:: AIM ::
Without including any pictures, write out the listing below exactly.
######
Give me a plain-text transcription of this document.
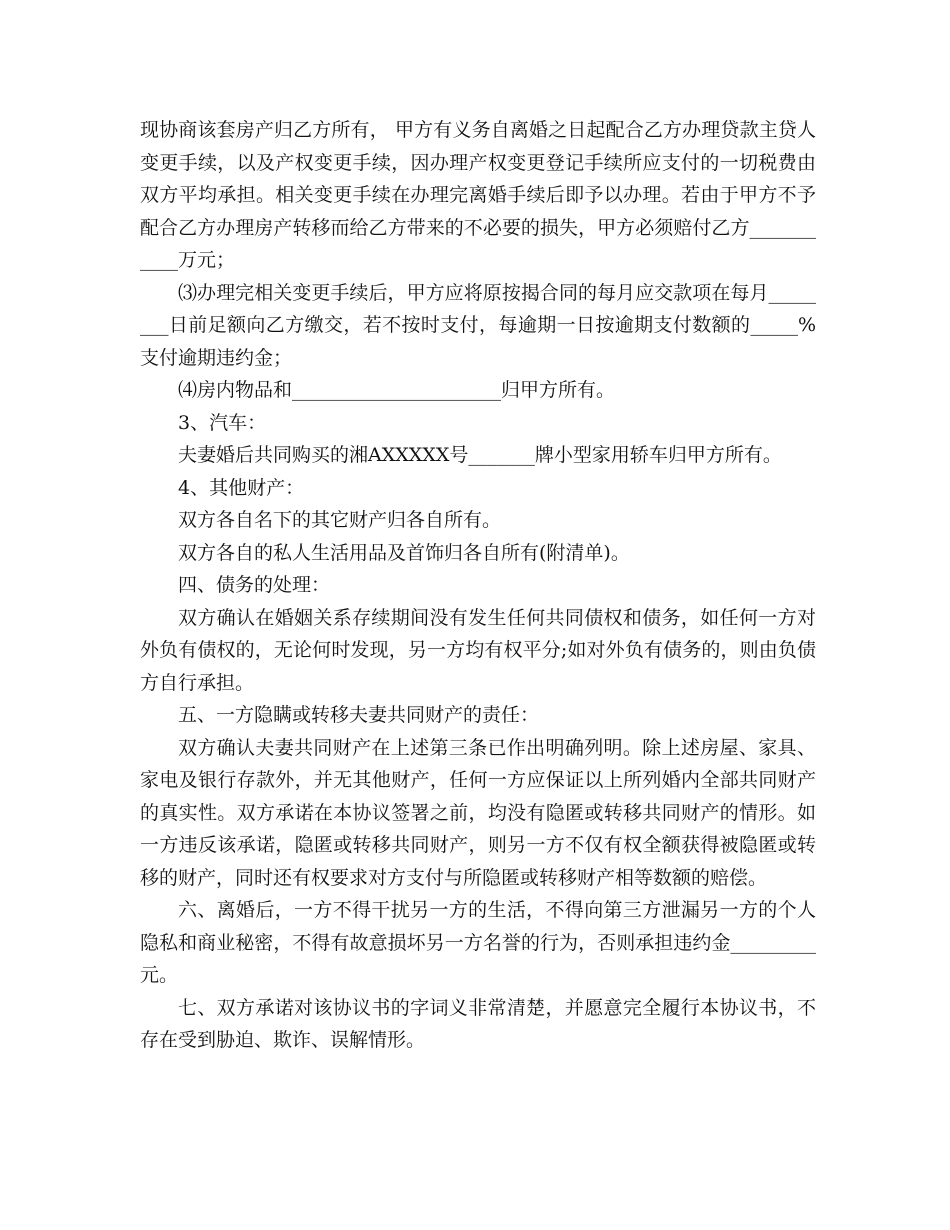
现协商该套房产归乙方所有， 甲方有义务自离婚之日起配合乙方办理贷款主贷人变更手续，以及产权变更手续，因办理产权变更登记手续所应支付的一切税费由双方平均承担。相关变更手续在办理完离婚手续后即予以办理。若由于甲方不予配合乙方办理房产转移而给乙方带来的不必要的损失，甲方必须赔付乙方___________万元；

⑶办理完相关变更手续后，甲方应将原按揭合同的每月应交款项在每月________日前足额向乙方缴交，若不按时支付，每逾期一日按逾期支付数额的_____%支付逾期违约金；

⑷房内物品和______________________归甲方所有。

3、汽车：

夫妻婚后共同购买的湘AXXXXX号_______牌小型家用轿车归甲方所有。

4、其他财产：

双方各自名下的其它财产归各自所有。

双方各自的私人生活用品及首饰归各自所有(附清单)。

四、债务的处理：

双方确认在婚姻关系存续期间没有发生任何共同债权和债务，如任何一方对外负有债权的，无论何时发现，另一方均有权平分;如对外负有债务的，则由负债方自行承担。

五、一方隐瞒或转移夫妻共同财产的责任：

双方确认夫妻共同财产在上述第三条已作出明确列明。除上述房屋、家具、家电及银行存款外，并无其他财产，任何一方应保证以上所列婚内全部共同财产的真实性。双方承诺在本协议签署之前，均没有隐匿或转移共同财产的情形。如一方违反该承诺，隐匿或转移共同财产，则另一方不仅有权全额获得被隐匿或转移的财产，同时还有权要求对方支付与所隐匿或转移财产相等数额的赔偿。

六、离婚后，一方不得干扰另一方的生活，不得向第三方泄漏另一方的个人隐私和商业秘密，不得有故意损坏另一方名誉的行为，否则承担违约金_________元。

七、双方承诺对该协议书的字词义非常清楚，并愿意完全履行本协议书，不存在受到胁迫、欺诈、误解情形。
######
:: RESULT ::
Give me a plain-text transcription of this document.
现协商该套房产归乙方所有， 甲方有义务自离婚之日起配合乙方办理贷款主贷人变更手续，以及产权变更手续，因办理产权变更登记手续所应支付的一切税费由双方平均承担。相关变更手续在办理完离婚手续后即予以办理。若由于甲方不予配合乙方办理房产转移而给乙方带来的不必要的损失，甲方必须赔付乙方___________万元；

⑶办理完相关变更手续后，甲方应将原按揭合同的每月应交款项在每月________日前足额向乙方缴交，若不按时支付，每逾期一日按逾期支付数额的_____%支付逾期违约金；

⑷房内物品和______________________归甲方所有。

3、汽车：

夫妻婚后共同购买的湘AXXXXX号_______牌小型家用轿车归甲方所有。

4、其他财产：

双方各自名下的其它财产归各自所有。

双方各自的私人生活用品及首饰归各自所有(附清单)。

四、债务的处理：

双方确认在婚姻关系存续期间没有发生任何共同债权和债务，如任何一方对外负有债权的，无论何时发现，另一方均有权平分;如对外负有债务的，则由负债方自行承担。

五、一方隐瞒或转移夫妻共同财产的责任：

双方确认夫妻共同财产在上述第三条已作出明确列明。除上述房屋、家具、家电及银行存款外，并无其他财产，任何一方应保证以上所列婚内全部共同财产的真实性。双方承诺在本协议签署之前，均没有隐匿或转移共同财产的情形。如一方违反该承诺，隐匿或转移共同财产，则另一方不仅有权全额获得被隐匿或转移的财产，同时还有权要求对方支付与所隐匿或转移财产相等数额的赔偿。

六、离婚后，一方不得干扰另一方的生活，不得向第三方泄漏另一方的个人隐私和商业秘密，不得有故意损坏另一方名誉的行为，否则承担违约金_________元。

七、双方承诺对该协议书的字词义非常清楚，并愿意完全履行本协议书，不存在受到胁迫、欺诈、误解情形。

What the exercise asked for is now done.